START Supplied data

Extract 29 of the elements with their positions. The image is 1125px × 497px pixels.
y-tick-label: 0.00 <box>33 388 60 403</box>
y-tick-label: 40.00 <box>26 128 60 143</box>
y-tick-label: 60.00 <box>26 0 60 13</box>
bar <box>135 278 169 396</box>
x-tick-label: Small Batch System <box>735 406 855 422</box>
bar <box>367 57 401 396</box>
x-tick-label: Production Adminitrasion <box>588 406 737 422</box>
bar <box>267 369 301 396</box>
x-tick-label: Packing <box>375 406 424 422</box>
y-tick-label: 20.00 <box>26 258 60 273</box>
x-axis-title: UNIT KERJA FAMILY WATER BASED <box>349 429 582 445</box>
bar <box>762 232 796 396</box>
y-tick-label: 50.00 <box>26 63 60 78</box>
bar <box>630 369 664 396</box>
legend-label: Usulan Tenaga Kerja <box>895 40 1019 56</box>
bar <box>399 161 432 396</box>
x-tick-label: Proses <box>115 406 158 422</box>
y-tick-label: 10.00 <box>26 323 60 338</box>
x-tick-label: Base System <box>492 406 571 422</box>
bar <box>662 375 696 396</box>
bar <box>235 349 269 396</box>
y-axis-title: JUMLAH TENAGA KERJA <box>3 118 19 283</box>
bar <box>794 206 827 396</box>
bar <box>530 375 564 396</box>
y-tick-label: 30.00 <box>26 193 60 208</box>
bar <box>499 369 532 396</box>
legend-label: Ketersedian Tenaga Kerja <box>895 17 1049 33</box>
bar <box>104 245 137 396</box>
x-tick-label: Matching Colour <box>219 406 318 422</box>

END Supplied data
START Supplied data

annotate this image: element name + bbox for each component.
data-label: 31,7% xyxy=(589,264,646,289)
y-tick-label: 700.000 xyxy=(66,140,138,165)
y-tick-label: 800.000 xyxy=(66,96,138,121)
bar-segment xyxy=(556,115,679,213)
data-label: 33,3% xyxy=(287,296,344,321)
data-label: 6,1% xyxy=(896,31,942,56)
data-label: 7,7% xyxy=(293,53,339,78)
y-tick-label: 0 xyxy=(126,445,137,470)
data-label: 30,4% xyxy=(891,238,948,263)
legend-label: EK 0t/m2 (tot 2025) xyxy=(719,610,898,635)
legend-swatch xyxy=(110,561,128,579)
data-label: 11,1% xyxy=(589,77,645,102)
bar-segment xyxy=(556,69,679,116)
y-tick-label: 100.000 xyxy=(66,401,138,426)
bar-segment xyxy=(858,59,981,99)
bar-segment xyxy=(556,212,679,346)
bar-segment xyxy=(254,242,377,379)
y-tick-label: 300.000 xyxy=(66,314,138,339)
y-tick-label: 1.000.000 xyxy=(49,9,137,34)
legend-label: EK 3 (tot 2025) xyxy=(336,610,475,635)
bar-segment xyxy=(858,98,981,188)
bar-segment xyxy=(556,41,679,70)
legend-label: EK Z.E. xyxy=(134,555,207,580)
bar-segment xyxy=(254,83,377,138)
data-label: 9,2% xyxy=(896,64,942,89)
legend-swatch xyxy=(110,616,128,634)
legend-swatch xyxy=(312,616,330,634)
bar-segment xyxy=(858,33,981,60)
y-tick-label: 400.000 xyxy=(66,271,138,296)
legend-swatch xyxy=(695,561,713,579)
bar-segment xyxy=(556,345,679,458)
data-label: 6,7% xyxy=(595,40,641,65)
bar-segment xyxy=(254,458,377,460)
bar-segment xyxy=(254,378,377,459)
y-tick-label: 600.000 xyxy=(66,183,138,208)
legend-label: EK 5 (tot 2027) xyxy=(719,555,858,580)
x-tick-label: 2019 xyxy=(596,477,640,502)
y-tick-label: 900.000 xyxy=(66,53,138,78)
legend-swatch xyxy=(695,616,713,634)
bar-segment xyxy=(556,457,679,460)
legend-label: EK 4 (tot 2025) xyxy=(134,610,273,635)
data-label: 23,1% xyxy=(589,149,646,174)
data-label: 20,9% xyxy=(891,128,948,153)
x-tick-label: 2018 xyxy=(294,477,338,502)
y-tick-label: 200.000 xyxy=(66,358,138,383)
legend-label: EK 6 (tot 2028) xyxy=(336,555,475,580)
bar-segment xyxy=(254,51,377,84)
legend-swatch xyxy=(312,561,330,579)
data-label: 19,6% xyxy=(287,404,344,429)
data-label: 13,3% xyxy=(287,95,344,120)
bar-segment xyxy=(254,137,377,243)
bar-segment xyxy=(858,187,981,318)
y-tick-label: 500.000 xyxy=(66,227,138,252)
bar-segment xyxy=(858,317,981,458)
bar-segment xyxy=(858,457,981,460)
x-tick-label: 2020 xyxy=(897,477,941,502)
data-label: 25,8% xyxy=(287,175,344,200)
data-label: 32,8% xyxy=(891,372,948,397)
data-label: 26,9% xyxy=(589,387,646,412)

END Supplied data
START Supplied data

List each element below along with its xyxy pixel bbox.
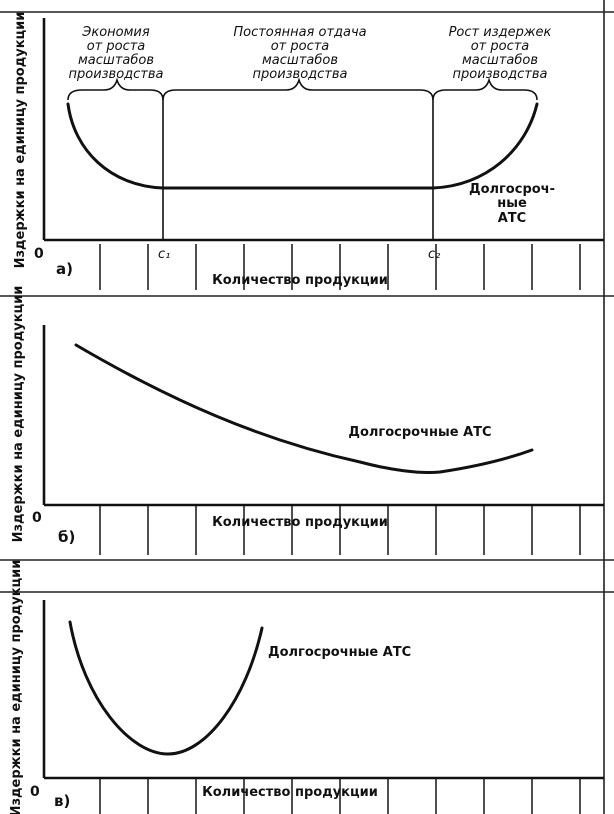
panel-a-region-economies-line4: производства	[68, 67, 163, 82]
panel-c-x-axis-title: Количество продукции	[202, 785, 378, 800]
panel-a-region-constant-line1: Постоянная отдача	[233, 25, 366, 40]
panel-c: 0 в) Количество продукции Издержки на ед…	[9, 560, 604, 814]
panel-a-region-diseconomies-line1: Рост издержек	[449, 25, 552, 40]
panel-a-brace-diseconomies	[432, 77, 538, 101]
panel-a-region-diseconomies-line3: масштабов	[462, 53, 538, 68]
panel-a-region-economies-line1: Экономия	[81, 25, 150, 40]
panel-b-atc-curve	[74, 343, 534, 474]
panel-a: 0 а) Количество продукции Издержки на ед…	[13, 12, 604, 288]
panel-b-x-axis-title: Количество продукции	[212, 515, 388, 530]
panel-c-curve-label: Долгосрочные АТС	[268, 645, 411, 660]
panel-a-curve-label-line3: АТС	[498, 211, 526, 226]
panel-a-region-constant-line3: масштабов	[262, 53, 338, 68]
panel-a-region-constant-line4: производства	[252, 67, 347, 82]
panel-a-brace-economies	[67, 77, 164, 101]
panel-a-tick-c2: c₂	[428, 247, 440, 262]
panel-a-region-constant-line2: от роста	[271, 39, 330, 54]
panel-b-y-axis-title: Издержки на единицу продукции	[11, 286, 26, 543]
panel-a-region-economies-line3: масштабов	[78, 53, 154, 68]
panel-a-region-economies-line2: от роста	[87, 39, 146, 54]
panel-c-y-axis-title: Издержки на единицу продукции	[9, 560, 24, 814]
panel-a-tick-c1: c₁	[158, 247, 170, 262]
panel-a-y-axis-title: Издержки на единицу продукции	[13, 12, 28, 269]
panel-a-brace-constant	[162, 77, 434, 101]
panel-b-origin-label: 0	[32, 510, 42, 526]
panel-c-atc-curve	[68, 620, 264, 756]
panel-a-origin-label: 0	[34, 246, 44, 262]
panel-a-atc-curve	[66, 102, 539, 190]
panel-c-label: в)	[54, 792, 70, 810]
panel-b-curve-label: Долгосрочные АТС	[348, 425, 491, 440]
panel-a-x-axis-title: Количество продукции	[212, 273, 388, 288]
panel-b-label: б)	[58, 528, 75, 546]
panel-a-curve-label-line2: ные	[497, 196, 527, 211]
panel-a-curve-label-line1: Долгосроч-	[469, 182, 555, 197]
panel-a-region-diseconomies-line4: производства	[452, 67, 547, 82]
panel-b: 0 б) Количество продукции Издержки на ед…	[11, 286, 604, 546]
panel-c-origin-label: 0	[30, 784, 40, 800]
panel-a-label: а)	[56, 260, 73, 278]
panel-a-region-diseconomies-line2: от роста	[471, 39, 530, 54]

END Supplied data

Format the records from the line containing "Extract 29 of" to the line containing "bar <box>267 369 301 396</box>" as a Markdown table. Use the columns Row and Text, and skip any blank lines.

| Row | Text |
|---|---|
| 1 | Extract 29 of the elements with their positions. The image is 1125px × 497px pixels. |
| 2 | y-tick-label: 0.00 <box>33 388 60 403</box> |
| 3 | y-tick-label: 40.00 <box>26 128 60 143</box> |
| 4 | y-tick-label: 60.00 <box>26 0 60 13</box> |
| 5 | bar <box>135 278 169 396</box> |
| 6 | x-tick-label: Small Batch System <box>735 406 855 422</box> |
| 7 | bar <box>367 57 401 396</box> |
| 8 | x-tick-label: Production Adminitrasion <box>588 406 737 422</box> |
| 9 | bar <box>267 369 301 396</box> |